◆ Exercise instructions
The answer is one number: how many lines hold the string "symbol".

** START OF Dataset entries **

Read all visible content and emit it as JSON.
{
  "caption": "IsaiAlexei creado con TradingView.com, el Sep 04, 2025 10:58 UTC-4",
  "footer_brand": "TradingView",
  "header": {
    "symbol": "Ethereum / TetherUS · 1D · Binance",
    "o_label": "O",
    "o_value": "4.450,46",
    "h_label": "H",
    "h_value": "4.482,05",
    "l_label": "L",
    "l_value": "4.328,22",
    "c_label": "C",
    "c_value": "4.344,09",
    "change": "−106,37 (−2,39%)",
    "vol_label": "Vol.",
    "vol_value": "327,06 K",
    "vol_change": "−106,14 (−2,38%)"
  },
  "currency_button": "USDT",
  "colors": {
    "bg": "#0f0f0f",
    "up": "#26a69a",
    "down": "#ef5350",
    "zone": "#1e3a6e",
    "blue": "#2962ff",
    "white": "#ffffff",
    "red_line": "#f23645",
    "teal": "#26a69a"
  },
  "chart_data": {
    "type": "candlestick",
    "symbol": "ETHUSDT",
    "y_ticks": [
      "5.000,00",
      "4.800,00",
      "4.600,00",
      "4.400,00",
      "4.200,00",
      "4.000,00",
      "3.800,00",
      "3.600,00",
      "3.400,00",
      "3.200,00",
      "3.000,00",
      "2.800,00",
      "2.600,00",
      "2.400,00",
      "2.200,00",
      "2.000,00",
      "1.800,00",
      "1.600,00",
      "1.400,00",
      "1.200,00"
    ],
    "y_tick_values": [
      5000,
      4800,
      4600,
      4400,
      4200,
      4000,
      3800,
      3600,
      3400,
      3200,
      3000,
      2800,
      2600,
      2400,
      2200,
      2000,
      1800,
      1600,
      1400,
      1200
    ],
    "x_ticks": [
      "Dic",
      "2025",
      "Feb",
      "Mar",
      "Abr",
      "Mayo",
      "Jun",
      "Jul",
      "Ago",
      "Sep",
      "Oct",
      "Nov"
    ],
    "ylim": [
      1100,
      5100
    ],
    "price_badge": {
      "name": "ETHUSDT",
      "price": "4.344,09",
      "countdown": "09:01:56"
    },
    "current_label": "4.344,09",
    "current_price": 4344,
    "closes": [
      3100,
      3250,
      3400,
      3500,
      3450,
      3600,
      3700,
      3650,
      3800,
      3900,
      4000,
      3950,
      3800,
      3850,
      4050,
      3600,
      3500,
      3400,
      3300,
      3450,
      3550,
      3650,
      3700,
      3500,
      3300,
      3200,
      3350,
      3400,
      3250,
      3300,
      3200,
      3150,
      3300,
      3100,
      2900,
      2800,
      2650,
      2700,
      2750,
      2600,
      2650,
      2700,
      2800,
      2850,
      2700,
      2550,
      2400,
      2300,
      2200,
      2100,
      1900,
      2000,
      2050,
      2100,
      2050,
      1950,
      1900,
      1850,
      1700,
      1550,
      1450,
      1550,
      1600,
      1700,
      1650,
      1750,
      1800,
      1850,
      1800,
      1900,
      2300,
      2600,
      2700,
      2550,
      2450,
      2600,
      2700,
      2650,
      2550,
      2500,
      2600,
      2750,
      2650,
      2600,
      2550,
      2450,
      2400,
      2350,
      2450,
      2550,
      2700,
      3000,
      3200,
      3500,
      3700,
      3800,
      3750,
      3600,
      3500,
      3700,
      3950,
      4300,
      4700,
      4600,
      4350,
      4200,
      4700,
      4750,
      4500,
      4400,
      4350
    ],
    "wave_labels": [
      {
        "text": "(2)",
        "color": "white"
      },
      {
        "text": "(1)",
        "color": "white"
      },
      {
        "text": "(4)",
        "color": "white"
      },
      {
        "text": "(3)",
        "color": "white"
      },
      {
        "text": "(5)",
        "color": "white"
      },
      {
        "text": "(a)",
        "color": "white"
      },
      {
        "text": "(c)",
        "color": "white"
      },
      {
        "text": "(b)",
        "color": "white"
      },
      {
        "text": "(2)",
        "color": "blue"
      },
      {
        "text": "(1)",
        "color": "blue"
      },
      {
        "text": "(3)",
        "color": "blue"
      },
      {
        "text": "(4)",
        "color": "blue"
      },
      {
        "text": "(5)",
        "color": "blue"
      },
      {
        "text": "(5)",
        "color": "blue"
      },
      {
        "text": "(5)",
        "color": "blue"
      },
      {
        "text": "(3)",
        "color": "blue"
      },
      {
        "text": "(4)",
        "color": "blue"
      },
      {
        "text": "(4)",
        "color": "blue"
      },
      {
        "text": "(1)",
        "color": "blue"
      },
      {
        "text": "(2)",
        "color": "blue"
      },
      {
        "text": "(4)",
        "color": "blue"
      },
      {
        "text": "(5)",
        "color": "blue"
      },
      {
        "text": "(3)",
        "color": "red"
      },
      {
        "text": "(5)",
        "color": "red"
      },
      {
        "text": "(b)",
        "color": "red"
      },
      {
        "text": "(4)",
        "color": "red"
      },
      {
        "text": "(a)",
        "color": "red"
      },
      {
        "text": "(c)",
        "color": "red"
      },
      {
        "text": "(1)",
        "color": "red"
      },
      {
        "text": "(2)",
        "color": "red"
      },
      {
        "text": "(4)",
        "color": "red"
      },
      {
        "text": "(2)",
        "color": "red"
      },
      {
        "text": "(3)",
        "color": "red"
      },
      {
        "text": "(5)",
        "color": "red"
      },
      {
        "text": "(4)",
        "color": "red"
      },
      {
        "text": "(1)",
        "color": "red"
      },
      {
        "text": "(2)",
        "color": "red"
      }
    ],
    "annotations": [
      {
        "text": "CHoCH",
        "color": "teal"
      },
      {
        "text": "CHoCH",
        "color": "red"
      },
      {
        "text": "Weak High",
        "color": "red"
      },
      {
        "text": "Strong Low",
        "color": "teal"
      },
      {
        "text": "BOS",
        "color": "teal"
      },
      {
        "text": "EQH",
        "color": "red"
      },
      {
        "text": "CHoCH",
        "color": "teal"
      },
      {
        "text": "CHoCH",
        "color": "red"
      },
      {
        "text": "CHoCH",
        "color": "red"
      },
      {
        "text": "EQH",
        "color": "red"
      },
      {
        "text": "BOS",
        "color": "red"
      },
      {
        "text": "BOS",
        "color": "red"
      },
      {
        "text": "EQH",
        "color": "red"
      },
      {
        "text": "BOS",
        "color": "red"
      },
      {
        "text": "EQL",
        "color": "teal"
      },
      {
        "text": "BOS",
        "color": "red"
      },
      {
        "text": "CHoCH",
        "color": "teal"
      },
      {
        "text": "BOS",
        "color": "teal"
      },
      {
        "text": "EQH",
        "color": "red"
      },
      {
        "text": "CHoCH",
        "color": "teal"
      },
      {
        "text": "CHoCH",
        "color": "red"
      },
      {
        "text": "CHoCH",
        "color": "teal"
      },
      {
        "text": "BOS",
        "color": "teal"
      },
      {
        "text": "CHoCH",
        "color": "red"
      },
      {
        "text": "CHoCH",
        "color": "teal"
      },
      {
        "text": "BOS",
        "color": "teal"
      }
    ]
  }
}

** END OF Dataset entries **

◆ Completed exercise
2